(Stored items)
■ ■ ■ ■
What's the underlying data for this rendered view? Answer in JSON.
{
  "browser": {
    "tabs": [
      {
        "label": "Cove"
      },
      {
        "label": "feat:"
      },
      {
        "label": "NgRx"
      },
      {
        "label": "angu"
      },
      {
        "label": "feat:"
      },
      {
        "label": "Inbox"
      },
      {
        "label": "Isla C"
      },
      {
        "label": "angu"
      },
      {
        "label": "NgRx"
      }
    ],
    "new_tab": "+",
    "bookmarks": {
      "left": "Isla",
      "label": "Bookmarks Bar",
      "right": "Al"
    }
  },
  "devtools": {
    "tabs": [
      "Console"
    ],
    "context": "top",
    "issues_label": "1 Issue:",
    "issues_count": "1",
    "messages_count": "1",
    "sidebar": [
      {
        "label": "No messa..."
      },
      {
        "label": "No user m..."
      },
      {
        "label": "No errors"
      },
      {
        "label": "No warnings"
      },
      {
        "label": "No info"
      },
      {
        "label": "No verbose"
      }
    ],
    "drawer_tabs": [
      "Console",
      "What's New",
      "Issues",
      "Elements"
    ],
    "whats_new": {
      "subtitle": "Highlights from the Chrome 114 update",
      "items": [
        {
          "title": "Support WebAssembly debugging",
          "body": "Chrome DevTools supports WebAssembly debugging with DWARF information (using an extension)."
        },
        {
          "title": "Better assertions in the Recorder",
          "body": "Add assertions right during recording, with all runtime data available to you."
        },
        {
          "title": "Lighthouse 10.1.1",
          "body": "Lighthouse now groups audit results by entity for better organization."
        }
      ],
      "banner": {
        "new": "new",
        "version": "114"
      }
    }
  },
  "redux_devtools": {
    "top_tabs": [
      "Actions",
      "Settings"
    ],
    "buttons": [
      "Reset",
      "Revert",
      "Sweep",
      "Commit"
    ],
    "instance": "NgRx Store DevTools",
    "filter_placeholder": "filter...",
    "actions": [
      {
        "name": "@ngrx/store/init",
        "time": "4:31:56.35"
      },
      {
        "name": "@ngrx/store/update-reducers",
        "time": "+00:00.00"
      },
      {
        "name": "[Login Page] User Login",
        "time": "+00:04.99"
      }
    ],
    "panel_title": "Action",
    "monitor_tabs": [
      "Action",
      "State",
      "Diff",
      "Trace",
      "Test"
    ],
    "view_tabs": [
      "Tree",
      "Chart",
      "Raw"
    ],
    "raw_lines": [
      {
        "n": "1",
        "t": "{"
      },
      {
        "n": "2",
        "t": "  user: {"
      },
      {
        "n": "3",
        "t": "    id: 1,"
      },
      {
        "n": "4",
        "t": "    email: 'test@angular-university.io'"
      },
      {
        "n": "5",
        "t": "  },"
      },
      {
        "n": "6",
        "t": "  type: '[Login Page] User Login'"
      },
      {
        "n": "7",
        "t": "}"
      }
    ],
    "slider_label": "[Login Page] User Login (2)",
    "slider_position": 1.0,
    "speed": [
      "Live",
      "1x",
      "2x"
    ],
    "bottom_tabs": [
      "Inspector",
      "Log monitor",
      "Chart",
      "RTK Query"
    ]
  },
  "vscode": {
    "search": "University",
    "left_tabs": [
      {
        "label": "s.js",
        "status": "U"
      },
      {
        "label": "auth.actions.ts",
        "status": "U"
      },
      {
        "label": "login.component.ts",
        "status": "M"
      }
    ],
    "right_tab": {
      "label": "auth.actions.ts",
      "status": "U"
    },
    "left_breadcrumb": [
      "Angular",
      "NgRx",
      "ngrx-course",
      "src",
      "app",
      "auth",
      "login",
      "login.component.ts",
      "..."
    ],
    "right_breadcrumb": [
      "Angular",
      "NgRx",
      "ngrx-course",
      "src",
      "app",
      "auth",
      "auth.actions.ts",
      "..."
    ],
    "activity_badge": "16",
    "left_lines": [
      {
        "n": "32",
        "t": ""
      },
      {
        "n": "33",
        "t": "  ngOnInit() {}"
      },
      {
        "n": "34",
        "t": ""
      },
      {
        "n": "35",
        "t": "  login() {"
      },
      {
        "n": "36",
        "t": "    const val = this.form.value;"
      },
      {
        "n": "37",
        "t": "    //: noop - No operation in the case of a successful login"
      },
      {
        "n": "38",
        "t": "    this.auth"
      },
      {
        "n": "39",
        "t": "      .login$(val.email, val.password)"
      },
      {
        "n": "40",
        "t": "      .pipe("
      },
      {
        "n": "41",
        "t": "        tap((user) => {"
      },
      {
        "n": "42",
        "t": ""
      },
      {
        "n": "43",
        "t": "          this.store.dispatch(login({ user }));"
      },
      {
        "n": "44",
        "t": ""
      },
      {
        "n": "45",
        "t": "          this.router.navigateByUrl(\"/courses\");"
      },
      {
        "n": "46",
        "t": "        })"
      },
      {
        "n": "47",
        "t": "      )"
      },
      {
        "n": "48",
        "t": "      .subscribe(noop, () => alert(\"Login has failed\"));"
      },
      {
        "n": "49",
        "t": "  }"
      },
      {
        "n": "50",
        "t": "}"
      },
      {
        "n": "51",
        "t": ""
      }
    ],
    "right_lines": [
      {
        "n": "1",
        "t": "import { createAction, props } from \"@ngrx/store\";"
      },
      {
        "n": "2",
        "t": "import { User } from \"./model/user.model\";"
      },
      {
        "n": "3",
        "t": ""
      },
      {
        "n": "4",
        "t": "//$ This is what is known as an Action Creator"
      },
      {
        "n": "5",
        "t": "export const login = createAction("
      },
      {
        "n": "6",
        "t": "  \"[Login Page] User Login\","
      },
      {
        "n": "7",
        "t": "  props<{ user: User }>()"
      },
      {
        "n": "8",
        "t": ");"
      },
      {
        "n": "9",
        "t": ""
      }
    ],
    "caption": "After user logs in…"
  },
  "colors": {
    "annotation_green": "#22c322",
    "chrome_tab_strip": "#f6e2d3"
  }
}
■ ■ ■ ■
## WHAT IS BEING ASKED:
Repeat the material above in full, quoting it exactly.

## EXPECTED ANSWER:
What's the underlying data for this rendered view? Answer in JSON.
{
  "browser": {
    "tabs": [
      {
        "label": "Cove"
      },
      {
        "label": "feat:"
      },
      {
        "label": "NgRx"
      },
      {
        "label": "angu"
      },
      {
        "label": "feat:"
      },
      {
        "label": "Inbox"
      },
      {
        "label": "Isla C"
      },
      {
        "label": "angu"
      },
      {
        "label": "NgRx"
      }
    ],
    "new_tab": "+",
    "bookmarks": {
      "left": "Isla",
      "label": "Bookmarks Bar",
      "right": "Al"
    }
  },
  "devtools": {
    "tabs": [
      "Console"
    ],
    "context": "top",
    "issues_label": "1 Issue:",
    "issues_count": "1",
    "messages_count": "1",
    "sidebar": [
      {
        "label": "No messa..."
      },
      {
        "label": "No user m..."
      },
      {
        "label": "No errors"
      },
      {
        "label": "No warnings"
      },
      {
        "label": "No info"
      },
      {
        "label": "No verbose"
      }
    ],
    "drawer_tabs": [
      "Console",
      "What's New",
      "Issues",
      "Elements"
    ],
    "whats_new": {
      "subtitle": "Highlights from the Chrome 114 update",
      "items": [
        {
          "title": "Support WebAssembly debugging",
          "body": "Chrome DevTools supports WebAssembly debugging with DWARF information (using an extension)."
        },
        {
          "title": "Better assertions in the Recorder",
          "body": "Add assertions right during recording, with all runtime data available to you."
        },
        {
          "title": "Lighthouse 10.1.1",
          "body": "Lighthouse now groups audit results by entity for better organization."
        }
      ],
      "banner": {
        "new": "new",
        "version": "114"
      }
    }
  },
  "redux_devtools": {
    "top_tabs": [
      "Actions",
      "Settings"
    ],
    "buttons": [
      "Reset",
      "Revert",
      "Sweep",
      "Commit"
    ],
    "instance": "NgRx Store DevTools",
    "filter_placeholder": "filter...",
    "actions": [
      {
        "name": "@ngrx/store/init",
        "time": "4:31:56.35"
      },
      {
        "name": "@ngrx/store/update-reducers",
        "time": "+00:00.00"
      },
      {
        "name": "[Login Page] User Login",
        "time": "+00:04.99"
      }
    ],
    "panel_title": "Action",
    "monitor_tabs": [
      "Action",
      "State",
      "Diff",
      "Trace",
      "Test"
    ],
    "view_tabs": [
      "Tree",
      "Chart",
      "Raw"
    ],
    "raw_lines": [
      {
        "n": "1",
        "t": "{"
      },
      {
        "n": "2",
        "t": "  user: {"
      },
      {
        "n": "3",
        "t": "    id: 1,"
      },
      {
        "n": "4",
        "t": "    email: 'test@angular-university.io'"
      },
      {
        "n": "5",
        "t": "  },"
      },
      {
        "n": "6",
        "t": "  type: '[Login Page] User Login'"
      },
      {
        "n": "7",
        "t": "}"
      }
    ],
    "slider_label": "[Login Page] User Login (2)",
    "slider_position": 1.0,
    "speed": [
      "Live",
      "1x",
      "2x"
    ],
    "bottom_tabs": [
      "Inspector",
      "Log monitor",
      "Chart",
      "RTK Query"
    ]
  },
  "vscode": {
    "search": "University",
    "left_tabs": [
      {
        "label": "s.js",
        "status": "U"
      },
      {
        "label": "auth.actions.ts",
        "status": "U"
      },
      {
        "label": "login.component.ts",
        "status": "M"
      }
    ],
    "right_tab": {
      "label": "auth.actions.ts",
      "status": "U"
    },
    "left_breadcrumb": [
      "Angular",
      "NgRx",
      "ngrx-course",
      "src",
      "app",
      "auth",
      "login",
      "login.component.ts",
      "..."
    ],
    "right_breadcrumb": [
      "Angular",
      "NgRx",
      "ngrx-course",
      "src",
      "app",
      "auth",
      "auth.actions.ts",
      "..."
    ],
    "activity_badge": "16",
    "left_lines": [
      {
        "n": "32",
        "t": ""
      },
      {
        "n": "33",
        "t": "  ngOnInit() {}"
      },
      {
        "n": "34",
        "t": ""
      },
      {
        "n": "35",
        "t": "  login() {"
      },
      {
        "n": "36",
        "t": "    const val = this.form.value;"
      },
      {
        "n": "37",
        "t": "    //: noop - No operation in the case of a successful login"
      },
      {
        "n": "38",
        "t": "    this.auth"
      },
      {
        "n": "39",
        "t": "      .login$(val.email, val.password)"
      },
      {
        "n": "40",
        "t": "      .pipe("
      },
      {
        "n": "41",
        "t": "        tap((user) => {"
      },
      {
        "n": "42",
        "t": ""
      },
      {
        "n": "43",
        "t": "          this.store.dispatch(login({ user }));"
      },
      {
        "n": "44",
        "t": ""
      },
      {
        "n": "45",
        "t": "          this.router.navigateByUrl(\"/courses\");"
      },
      {
        "n": "46",
        "t": "        })"
      },
      {
        "n": "47",
        "t": "      )"
      },
      {
        "n": "48",
        "t": "      .subscribe(noop, () => alert(\"Login has failed\"));"
      },
      {
        "n": "49",
        "t": "  }"
      },
      {
        "n": "50",
        "t": "}"
      },
      {
        "n": "51",
        "t": ""
      }
    ],
    "right_lines": [
      {
        "n": "1",
        "t": "import { createAction, props } from \"@ngrx/store\";"
      },
      {
        "n": "2",
        "t": "import { User } from \"./model/user.model\";"
      },
      {
        "n": "3",
        "t": ""
      },
      {
        "n": "4",
        "t": "//$ This is what is known as an Action Creator"
      },
      {
        "n": "5",
        "t": "export const login = createAction("
      },
      {
        "n": "6",
        "t": "  \"[Login Page] User Login\","
      },
      {
        "n": "7",
        "t": "  props<{ user: User }>()"
      },
      {
        "n": "8",
        "t": ");"
      },
      {
        "n": "9",
        "t": ""
      }
    ],
    "caption": "After user logs in…"
  },
  "colors": {
    "annotation_green": "#22c322",
    "chrome_tab_strip": "#f6e2d3"
  }
}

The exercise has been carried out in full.